- [Written exercise]: Reproduce exactly, with no other output, every line of the data below from the line containing "Type out the text in this image." to the end, inclusive.
##########
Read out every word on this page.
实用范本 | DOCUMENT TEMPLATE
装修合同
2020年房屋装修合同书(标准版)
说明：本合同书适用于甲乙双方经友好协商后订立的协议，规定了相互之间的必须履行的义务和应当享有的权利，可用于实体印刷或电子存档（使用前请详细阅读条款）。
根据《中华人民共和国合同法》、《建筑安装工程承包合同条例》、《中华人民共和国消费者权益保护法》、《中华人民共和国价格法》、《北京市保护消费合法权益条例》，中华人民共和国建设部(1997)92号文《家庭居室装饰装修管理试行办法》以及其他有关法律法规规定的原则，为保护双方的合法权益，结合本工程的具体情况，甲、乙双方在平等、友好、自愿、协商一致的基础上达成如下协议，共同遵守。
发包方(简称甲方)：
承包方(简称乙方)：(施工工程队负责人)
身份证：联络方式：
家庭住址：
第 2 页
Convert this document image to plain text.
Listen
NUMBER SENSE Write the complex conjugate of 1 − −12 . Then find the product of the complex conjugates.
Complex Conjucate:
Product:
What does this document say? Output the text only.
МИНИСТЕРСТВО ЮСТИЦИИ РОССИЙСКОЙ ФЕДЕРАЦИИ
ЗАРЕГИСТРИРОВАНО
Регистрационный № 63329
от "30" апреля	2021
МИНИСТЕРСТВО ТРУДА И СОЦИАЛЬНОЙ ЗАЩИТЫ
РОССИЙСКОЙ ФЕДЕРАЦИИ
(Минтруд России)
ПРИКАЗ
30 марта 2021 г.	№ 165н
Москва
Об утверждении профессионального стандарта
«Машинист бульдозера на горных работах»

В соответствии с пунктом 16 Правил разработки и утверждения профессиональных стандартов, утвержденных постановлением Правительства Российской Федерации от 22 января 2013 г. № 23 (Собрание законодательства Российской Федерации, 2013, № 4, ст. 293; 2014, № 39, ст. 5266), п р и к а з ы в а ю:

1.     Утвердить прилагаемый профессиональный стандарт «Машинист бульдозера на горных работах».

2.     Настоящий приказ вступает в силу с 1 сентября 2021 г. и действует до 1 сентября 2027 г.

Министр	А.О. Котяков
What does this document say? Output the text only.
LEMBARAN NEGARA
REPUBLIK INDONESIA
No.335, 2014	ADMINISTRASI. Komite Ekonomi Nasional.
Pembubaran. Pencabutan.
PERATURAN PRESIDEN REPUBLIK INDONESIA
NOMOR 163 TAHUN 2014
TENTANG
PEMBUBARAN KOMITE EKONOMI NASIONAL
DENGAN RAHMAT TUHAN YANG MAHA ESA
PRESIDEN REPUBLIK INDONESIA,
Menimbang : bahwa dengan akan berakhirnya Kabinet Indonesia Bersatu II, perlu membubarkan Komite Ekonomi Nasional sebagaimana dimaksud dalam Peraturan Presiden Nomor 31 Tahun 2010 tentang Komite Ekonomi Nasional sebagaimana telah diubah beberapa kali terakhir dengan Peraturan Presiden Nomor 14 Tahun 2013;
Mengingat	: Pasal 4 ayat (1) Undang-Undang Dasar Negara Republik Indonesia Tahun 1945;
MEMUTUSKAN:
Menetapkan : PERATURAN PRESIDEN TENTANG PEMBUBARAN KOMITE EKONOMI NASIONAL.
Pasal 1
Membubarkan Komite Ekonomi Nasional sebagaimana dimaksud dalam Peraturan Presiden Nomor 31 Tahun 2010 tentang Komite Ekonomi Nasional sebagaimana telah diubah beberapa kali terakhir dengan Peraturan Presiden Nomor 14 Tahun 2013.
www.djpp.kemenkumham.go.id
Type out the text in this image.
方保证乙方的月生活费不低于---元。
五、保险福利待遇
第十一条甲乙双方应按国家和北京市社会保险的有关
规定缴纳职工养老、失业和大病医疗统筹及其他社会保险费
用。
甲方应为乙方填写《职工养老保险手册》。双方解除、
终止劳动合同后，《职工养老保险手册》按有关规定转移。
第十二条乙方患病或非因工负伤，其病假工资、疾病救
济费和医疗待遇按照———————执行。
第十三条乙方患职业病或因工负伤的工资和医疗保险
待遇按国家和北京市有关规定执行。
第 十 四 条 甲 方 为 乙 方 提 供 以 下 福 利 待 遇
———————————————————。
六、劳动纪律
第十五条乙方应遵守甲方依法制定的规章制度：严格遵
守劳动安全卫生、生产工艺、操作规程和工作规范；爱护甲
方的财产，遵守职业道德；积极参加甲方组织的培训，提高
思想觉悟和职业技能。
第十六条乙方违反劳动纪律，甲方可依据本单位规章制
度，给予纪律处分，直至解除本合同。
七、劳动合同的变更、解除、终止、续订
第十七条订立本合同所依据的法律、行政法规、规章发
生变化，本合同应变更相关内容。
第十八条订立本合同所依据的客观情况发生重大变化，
##########
- [Complete answer]:
Type out the text in this image.
方保证乙方的月生活费不低于---元。
五、保险福利待遇
第十一条甲乙双方应按国家和北京市社会保险的有关
规定缴纳职工养老、失业和大病医疗统筹及其他社会保险费
用。
甲方应为乙方填写《职工养老保险手册》。双方解除、
终止劳动合同后，《职工养老保险手册》按有关规定转移。
第十二条乙方患病或非因工负伤，其病假工资、疾病救
济费和医疗待遇按照———————执行。
第十三条乙方患职业病或因工负伤的工资和医疗保险
待遇按国家和北京市有关规定执行。
第 十 四 条 甲 方 为 乙 方 提 供 以 下 福 利 待 遇
———————————————————。
六、劳动纪律
第十五条乙方应遵守甲方依法制定的规章制度：严格遵
守劳动安全卫生、生产工艺、操作规程和工作规范；爱护甲
方的财产，遵守职业道德；积极参加甲方组织的培训，提高
思想觉悟和职业技能。
第十六条乙方违反劳动纪律，甲方可依据本单位规章制
度，给予纪律处分，直至解除本合同。
七、劳动合同的变更、解除、终止、续订
第十七条订立本合同所依据的法律、行政法规、规章发
生变化，本合同应变更相关内容。
第十八条订立本合同所依据的客观情况发生重大变化，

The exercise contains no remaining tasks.